==== Working data ====

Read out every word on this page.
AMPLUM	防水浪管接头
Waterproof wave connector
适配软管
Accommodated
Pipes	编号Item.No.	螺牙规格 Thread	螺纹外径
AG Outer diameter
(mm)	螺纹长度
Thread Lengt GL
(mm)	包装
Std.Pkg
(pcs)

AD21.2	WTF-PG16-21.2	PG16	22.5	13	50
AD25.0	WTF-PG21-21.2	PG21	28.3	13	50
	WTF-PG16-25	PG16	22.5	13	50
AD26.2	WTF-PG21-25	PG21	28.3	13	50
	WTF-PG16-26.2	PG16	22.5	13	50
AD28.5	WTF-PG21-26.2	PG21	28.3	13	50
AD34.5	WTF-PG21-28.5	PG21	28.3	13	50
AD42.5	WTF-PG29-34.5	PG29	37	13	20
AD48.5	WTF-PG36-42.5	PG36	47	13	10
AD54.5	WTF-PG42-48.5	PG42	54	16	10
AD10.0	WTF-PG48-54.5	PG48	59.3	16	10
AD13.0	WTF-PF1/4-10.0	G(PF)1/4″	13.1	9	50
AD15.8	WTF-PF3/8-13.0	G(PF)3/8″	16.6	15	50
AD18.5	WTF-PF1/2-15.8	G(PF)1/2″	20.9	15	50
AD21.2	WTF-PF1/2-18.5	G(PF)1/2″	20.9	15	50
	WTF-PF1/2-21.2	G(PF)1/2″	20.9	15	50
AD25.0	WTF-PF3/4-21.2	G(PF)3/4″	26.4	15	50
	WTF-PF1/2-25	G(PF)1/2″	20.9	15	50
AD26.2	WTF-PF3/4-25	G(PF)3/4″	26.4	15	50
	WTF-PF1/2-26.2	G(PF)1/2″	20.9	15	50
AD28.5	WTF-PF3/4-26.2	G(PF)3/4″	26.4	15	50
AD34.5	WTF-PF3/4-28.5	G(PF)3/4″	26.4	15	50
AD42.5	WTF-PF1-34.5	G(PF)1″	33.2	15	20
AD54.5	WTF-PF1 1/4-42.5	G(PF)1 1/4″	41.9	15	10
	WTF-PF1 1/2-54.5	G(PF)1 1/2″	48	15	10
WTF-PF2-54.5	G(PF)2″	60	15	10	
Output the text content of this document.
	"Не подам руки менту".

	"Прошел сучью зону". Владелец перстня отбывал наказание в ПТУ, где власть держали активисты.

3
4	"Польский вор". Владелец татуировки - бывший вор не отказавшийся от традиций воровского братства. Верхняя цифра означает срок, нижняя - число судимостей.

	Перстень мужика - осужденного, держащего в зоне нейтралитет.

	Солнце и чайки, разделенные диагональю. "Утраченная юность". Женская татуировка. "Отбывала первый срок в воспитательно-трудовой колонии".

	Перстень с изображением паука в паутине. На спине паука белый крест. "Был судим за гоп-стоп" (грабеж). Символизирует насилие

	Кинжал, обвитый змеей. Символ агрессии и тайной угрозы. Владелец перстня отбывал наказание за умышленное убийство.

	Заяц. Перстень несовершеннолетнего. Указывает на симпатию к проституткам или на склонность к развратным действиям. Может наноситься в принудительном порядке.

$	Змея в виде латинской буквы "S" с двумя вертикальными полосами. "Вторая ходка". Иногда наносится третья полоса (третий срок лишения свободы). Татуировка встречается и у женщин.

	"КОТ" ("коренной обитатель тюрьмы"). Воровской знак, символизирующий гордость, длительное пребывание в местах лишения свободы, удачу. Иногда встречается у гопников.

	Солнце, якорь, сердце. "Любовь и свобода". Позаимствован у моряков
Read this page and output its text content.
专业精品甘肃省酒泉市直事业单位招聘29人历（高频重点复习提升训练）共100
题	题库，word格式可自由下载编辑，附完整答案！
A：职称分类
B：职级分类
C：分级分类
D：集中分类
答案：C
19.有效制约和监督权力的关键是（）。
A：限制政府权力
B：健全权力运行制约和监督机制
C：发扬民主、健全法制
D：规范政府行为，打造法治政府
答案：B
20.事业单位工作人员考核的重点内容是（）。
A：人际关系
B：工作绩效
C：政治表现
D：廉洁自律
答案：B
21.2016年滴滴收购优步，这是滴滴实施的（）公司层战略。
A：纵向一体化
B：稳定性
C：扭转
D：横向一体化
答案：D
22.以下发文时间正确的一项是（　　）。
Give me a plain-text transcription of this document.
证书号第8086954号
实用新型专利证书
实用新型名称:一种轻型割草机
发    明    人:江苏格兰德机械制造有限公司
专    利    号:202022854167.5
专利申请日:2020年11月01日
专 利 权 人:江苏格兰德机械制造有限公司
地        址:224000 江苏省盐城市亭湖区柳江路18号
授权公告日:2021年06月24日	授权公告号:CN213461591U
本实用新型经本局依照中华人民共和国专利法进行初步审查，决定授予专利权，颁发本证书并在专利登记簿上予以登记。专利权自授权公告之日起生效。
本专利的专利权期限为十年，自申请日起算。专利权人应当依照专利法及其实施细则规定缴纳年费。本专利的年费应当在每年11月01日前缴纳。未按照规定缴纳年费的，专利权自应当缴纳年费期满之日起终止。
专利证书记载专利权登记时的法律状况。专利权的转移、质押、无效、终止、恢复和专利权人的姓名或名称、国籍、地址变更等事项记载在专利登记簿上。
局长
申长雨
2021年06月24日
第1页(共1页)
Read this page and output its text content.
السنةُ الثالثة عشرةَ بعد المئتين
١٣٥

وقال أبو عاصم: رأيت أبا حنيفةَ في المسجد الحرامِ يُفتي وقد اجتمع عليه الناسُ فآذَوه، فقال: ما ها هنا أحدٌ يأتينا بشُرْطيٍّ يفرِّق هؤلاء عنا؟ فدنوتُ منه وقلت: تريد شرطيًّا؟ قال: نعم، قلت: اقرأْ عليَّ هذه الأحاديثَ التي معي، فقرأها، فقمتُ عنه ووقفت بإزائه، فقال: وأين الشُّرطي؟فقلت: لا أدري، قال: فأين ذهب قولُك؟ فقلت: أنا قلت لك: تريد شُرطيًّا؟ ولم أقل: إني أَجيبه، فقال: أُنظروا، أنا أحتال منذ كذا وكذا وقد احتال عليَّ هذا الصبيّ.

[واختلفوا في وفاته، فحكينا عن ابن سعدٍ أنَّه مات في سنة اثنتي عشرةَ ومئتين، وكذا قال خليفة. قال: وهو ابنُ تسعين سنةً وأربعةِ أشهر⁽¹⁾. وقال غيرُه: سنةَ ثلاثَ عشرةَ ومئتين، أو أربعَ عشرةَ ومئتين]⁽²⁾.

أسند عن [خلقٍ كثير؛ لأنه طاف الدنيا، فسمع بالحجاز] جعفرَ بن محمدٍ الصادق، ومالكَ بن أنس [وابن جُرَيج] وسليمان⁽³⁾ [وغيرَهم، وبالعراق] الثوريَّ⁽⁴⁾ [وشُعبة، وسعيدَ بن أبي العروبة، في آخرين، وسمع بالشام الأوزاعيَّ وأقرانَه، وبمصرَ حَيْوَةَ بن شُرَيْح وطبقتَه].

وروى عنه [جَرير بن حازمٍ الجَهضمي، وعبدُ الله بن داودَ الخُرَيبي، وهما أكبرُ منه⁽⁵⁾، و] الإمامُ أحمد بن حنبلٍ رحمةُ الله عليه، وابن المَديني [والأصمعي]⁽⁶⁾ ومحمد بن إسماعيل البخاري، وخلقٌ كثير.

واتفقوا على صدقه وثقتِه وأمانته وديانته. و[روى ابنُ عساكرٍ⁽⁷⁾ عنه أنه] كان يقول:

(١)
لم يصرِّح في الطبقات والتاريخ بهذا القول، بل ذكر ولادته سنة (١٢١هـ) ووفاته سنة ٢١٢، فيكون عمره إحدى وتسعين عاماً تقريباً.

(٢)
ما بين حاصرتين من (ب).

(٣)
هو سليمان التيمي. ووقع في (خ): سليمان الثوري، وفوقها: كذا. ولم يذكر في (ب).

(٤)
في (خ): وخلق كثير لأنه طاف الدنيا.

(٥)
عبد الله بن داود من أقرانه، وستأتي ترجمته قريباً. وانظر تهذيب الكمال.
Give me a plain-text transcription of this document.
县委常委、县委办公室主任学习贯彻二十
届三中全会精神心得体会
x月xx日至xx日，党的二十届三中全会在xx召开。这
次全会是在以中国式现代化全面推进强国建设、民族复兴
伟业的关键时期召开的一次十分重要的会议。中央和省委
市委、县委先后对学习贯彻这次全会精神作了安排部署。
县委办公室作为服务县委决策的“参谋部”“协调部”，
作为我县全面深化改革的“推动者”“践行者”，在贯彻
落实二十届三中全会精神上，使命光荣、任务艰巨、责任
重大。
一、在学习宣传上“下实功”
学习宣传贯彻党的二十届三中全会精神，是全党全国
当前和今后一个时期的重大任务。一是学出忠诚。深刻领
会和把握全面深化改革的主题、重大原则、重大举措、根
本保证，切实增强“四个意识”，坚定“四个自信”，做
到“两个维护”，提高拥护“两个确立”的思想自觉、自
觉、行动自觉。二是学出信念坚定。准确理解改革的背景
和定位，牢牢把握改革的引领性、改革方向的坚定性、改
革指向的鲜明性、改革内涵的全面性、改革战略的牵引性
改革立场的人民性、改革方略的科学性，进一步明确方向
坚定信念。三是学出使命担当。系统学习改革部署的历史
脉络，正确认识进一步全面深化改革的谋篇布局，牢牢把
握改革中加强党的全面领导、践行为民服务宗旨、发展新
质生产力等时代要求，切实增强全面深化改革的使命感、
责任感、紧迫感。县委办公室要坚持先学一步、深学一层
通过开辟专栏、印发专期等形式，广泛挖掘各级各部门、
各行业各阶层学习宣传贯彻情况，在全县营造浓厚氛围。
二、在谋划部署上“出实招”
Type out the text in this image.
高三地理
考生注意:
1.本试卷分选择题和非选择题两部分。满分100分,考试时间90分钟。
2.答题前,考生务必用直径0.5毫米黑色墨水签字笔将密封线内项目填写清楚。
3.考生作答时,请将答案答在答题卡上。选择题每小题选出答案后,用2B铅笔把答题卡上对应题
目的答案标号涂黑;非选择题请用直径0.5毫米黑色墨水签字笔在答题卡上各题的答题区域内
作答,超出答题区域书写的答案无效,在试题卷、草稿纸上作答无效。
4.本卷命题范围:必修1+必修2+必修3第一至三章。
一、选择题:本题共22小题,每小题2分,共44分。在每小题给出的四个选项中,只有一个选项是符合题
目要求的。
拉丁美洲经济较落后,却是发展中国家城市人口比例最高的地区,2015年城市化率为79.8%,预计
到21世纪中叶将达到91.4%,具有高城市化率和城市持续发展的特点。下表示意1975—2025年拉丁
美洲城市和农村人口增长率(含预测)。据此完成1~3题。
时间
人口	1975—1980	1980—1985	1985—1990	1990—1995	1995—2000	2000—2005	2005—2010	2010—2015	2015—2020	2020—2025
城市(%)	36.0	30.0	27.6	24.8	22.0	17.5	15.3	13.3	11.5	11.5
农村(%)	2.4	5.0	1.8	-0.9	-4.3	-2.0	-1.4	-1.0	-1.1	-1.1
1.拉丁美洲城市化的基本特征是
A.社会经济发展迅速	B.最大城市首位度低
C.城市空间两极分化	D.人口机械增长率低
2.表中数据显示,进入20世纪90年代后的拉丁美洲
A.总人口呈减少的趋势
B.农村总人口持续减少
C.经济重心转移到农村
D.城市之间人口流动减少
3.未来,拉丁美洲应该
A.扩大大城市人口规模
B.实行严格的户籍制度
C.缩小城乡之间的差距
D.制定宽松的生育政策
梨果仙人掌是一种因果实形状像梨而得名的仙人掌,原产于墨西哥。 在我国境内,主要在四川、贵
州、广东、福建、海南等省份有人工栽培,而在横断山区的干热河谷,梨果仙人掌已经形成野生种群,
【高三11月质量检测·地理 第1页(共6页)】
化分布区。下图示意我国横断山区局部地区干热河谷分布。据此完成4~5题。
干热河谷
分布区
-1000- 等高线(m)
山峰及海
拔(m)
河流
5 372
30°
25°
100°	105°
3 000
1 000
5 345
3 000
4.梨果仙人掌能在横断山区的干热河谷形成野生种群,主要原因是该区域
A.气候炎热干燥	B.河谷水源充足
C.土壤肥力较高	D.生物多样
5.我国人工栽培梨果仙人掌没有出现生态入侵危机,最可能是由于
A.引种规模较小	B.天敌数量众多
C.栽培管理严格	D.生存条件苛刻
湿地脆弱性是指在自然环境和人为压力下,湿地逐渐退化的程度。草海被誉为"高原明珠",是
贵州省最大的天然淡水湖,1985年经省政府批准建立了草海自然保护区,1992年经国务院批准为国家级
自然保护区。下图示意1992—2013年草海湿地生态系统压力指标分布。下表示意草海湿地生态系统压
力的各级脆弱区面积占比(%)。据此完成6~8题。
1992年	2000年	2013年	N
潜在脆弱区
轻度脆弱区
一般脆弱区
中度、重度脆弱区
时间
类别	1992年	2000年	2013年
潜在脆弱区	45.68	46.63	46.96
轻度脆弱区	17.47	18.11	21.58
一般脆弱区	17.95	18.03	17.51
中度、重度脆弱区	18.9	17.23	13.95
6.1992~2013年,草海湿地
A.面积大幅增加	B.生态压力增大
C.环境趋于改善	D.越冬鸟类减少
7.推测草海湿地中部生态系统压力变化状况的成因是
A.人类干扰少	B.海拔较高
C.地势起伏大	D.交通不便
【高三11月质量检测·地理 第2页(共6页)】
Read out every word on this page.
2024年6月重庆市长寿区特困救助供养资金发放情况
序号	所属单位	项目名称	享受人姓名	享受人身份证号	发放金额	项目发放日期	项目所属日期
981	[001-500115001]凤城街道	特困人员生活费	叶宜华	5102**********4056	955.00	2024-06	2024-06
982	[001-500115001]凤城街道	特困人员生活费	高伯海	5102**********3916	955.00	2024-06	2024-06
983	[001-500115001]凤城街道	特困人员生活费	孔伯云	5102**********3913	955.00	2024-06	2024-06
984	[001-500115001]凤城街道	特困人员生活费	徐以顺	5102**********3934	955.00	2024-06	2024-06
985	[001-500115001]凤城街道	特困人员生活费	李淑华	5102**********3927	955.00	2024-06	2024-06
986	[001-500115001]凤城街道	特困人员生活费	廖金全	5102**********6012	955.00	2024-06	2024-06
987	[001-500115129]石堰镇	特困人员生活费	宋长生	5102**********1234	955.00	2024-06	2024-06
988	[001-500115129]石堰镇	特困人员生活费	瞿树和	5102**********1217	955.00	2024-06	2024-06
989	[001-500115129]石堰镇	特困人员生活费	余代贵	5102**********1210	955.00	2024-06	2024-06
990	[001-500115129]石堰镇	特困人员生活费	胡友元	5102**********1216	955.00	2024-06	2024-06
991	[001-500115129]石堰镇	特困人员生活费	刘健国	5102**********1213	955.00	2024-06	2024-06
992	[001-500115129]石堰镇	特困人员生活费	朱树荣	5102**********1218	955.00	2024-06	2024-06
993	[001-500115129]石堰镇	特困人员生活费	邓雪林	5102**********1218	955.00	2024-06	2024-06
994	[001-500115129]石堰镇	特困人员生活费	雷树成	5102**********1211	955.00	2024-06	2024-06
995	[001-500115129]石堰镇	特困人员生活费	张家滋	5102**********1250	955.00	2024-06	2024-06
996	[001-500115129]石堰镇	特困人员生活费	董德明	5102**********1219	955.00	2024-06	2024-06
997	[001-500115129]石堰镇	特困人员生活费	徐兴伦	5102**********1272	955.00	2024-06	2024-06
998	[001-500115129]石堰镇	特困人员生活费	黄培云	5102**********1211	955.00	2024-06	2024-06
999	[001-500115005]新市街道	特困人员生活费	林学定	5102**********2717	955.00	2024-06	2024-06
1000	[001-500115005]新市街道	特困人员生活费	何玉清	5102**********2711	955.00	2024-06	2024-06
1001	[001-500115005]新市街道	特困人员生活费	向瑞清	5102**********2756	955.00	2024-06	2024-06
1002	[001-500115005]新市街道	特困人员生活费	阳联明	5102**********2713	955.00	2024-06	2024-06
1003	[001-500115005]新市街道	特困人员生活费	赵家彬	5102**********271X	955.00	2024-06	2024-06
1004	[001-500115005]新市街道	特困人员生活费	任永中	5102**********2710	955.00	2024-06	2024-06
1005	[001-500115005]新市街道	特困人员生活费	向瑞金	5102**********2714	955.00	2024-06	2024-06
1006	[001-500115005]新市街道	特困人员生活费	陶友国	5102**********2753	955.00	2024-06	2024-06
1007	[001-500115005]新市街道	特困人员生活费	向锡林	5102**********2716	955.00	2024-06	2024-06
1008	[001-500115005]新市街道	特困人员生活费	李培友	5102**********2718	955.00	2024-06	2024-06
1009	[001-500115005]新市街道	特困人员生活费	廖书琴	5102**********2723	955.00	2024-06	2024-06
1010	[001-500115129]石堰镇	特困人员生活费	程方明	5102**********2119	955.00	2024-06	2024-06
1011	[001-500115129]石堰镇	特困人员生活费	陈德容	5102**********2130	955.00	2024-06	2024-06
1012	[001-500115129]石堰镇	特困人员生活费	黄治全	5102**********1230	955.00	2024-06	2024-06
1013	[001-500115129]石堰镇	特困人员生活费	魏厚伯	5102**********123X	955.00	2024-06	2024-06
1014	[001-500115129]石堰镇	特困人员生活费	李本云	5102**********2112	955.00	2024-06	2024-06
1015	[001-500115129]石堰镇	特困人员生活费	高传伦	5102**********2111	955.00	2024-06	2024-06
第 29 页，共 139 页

====

→ **Directive**
Copy each line of the data that contains the word "新市街道".

→ **Response for this exercise**
999	[001-500115005]新市街道	特困人员生活费	林学定	5102**********2717	955.00	2024-06	2024-06
1000	[001-500115005]新市街道	特困人员生活费	何玉清	5102**********2711	955.00	2024-06	2024-06
1001	[001-500115005]新市街道	特困人员生活费	向瑞清	5102**********2756	955.00	2024-06	2024-06
1002	[001-500115005]新市街道	特困人员生活费	阳联明	5102**********2713	955.00	2024-06	2024-06
1003	[001-500115005]新市街道	特困人员生活费	赵家彬	5102**********271X	955.00	2024-06	2024-06
1004	[001-500115005]新市街道	特困人员生活费	任永中	5102**********2710	955.00	2024-06	2024-06
1005	[001-500115005]新市街道	特困人员生活费	向瑞金	5102**********2714	955.00	2024-06	2024-06
1006	[001-500115005]新市街道	特困人员生活费	陶友国	5102**********2753	955.00	2024-06	2024-06
1007	[001-500115005]新市街道	特困人员生活费	向锡林	5102**********2716	955.00	2024-06	2024-06
1008	[001-500115005]新市街道	特困人员生活费	李培友	5102**********2718	955.00	2024-06	2024-06
1009	[001-500115005]新市街道	特困人员生活费	廖书琴	5102**********2723	955.00	2024-06	2024-06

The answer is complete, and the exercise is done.